Dataset -

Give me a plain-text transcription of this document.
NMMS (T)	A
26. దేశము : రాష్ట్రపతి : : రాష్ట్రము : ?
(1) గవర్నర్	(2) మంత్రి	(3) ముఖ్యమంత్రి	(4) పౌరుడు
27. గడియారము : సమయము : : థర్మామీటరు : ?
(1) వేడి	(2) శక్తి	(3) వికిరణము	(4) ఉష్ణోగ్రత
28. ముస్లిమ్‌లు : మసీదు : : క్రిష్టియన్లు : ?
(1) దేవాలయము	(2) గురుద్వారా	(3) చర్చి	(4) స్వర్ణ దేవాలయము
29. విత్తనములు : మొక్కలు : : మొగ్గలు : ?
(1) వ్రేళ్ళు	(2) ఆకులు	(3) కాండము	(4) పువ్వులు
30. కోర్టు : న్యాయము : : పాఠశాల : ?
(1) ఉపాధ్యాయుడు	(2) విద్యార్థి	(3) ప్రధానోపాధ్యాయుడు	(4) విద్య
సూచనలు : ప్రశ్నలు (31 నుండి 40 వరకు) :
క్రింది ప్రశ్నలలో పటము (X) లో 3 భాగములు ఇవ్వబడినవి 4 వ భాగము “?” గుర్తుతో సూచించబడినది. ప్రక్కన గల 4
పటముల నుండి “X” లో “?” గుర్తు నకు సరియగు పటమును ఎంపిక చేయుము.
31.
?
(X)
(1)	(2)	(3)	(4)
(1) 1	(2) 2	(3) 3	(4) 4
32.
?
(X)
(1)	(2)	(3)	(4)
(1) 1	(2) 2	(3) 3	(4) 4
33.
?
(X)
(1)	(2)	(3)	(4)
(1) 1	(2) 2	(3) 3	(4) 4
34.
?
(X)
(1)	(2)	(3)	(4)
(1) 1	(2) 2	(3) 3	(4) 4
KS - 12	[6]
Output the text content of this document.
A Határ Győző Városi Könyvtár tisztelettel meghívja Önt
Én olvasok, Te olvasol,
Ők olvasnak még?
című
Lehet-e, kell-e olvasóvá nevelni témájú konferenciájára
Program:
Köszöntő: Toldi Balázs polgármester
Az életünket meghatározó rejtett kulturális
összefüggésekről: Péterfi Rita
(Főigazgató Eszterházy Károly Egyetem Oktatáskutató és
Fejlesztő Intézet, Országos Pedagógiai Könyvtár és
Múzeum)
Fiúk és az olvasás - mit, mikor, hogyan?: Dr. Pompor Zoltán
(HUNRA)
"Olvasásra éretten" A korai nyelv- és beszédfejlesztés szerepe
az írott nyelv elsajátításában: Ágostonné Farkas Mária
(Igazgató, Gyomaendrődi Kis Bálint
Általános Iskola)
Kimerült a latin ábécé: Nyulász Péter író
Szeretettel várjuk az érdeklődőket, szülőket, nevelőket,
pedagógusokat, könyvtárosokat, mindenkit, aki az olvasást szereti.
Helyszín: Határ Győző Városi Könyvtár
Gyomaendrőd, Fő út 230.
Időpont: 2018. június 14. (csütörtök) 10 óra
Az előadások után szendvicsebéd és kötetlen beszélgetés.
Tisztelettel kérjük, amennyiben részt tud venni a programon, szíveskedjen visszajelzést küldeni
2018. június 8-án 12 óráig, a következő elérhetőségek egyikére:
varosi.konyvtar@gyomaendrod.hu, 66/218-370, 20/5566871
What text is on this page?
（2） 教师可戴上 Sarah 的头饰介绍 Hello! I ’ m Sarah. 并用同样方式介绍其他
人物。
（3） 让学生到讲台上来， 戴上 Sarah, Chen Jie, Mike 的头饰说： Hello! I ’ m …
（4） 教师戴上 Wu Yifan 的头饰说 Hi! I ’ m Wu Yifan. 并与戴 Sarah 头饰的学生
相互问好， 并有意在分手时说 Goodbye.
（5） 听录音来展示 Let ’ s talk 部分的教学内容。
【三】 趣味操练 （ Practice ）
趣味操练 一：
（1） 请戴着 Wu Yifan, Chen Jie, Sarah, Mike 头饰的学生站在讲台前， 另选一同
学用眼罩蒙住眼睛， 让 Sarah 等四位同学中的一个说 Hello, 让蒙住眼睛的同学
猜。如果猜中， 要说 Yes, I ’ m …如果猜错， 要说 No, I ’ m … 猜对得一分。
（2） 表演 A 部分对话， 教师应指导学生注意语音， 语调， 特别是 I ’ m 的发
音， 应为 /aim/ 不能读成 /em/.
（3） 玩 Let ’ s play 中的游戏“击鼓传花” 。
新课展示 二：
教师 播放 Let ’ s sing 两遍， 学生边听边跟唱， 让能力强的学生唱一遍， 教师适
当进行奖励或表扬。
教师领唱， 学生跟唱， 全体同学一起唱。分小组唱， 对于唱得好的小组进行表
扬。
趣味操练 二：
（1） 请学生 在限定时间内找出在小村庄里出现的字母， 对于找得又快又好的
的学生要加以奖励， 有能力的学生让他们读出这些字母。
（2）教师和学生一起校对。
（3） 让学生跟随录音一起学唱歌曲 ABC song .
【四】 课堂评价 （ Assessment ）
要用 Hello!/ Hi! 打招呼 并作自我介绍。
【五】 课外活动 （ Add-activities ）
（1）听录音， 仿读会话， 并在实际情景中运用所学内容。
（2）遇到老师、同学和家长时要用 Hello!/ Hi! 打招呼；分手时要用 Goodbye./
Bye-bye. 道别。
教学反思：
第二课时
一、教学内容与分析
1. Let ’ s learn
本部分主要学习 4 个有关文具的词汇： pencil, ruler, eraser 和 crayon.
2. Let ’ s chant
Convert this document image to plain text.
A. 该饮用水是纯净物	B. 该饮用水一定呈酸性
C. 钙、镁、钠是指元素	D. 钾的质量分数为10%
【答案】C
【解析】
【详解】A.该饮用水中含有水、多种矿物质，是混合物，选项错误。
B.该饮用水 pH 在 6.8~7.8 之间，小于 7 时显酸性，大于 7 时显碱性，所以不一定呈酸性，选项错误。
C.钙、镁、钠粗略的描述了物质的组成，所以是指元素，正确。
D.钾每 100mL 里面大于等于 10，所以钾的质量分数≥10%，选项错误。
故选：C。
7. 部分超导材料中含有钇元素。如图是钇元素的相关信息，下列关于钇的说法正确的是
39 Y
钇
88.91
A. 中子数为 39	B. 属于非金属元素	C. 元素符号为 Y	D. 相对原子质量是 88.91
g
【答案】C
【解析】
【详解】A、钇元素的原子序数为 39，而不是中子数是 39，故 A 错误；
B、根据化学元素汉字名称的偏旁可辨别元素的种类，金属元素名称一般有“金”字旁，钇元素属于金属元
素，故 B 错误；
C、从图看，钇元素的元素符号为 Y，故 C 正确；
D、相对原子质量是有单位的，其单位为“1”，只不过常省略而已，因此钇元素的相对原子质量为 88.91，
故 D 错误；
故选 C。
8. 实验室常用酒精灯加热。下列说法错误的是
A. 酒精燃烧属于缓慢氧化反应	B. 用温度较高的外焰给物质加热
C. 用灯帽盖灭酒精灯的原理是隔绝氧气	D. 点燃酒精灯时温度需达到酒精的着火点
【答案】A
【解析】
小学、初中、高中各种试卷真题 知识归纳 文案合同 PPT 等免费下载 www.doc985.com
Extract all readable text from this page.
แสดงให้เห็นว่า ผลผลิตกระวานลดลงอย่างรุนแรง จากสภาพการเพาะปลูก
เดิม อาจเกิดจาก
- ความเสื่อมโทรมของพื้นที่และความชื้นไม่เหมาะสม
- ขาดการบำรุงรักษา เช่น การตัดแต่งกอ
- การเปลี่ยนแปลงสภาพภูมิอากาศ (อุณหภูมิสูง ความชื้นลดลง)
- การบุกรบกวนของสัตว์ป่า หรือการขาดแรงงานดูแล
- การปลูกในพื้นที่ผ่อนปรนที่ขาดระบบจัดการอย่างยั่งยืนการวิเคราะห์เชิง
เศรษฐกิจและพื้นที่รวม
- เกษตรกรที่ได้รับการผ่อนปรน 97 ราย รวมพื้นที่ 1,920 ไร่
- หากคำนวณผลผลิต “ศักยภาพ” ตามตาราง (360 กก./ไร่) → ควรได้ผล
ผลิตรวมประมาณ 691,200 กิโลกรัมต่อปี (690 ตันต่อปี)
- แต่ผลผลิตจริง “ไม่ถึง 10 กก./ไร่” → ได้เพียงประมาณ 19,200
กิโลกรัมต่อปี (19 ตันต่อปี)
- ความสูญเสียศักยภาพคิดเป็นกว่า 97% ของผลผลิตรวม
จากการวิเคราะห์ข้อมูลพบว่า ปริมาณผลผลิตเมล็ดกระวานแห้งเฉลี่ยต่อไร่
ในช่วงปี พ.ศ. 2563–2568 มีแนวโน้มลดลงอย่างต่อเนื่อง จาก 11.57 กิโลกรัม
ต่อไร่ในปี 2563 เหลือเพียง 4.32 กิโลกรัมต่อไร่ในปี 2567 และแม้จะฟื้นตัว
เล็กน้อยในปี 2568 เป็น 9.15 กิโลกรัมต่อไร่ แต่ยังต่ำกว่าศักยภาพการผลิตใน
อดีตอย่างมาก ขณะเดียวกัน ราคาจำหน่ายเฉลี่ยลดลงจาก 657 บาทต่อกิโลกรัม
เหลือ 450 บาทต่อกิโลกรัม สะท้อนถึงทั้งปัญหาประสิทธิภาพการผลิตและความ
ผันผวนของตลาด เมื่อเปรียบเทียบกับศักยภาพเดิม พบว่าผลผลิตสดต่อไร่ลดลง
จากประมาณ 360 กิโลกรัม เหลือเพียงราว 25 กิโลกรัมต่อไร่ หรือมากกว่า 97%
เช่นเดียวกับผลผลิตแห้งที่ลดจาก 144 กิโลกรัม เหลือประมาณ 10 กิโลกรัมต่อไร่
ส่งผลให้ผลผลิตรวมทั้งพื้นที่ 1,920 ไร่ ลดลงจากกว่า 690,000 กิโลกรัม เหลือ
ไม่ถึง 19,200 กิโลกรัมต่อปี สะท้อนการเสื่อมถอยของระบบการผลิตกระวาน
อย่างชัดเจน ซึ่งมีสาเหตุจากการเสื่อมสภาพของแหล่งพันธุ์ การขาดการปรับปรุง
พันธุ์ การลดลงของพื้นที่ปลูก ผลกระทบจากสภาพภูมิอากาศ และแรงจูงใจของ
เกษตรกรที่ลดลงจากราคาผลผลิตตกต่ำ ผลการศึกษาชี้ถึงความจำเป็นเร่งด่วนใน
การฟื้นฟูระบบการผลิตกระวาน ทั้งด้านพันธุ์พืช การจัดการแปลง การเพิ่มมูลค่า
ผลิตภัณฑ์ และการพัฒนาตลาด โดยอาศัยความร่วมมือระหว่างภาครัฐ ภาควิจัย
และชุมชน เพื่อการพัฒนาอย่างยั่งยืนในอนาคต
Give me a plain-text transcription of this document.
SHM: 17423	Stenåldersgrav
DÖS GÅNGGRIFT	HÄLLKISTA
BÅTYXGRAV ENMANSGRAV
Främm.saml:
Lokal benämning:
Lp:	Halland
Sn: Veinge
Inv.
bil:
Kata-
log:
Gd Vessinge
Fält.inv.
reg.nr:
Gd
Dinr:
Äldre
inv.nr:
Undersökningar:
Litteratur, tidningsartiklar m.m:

Work required -
Check each line above for the word "的头饰说" and give the number of lines that have it, nothing else.

Complete answer -
2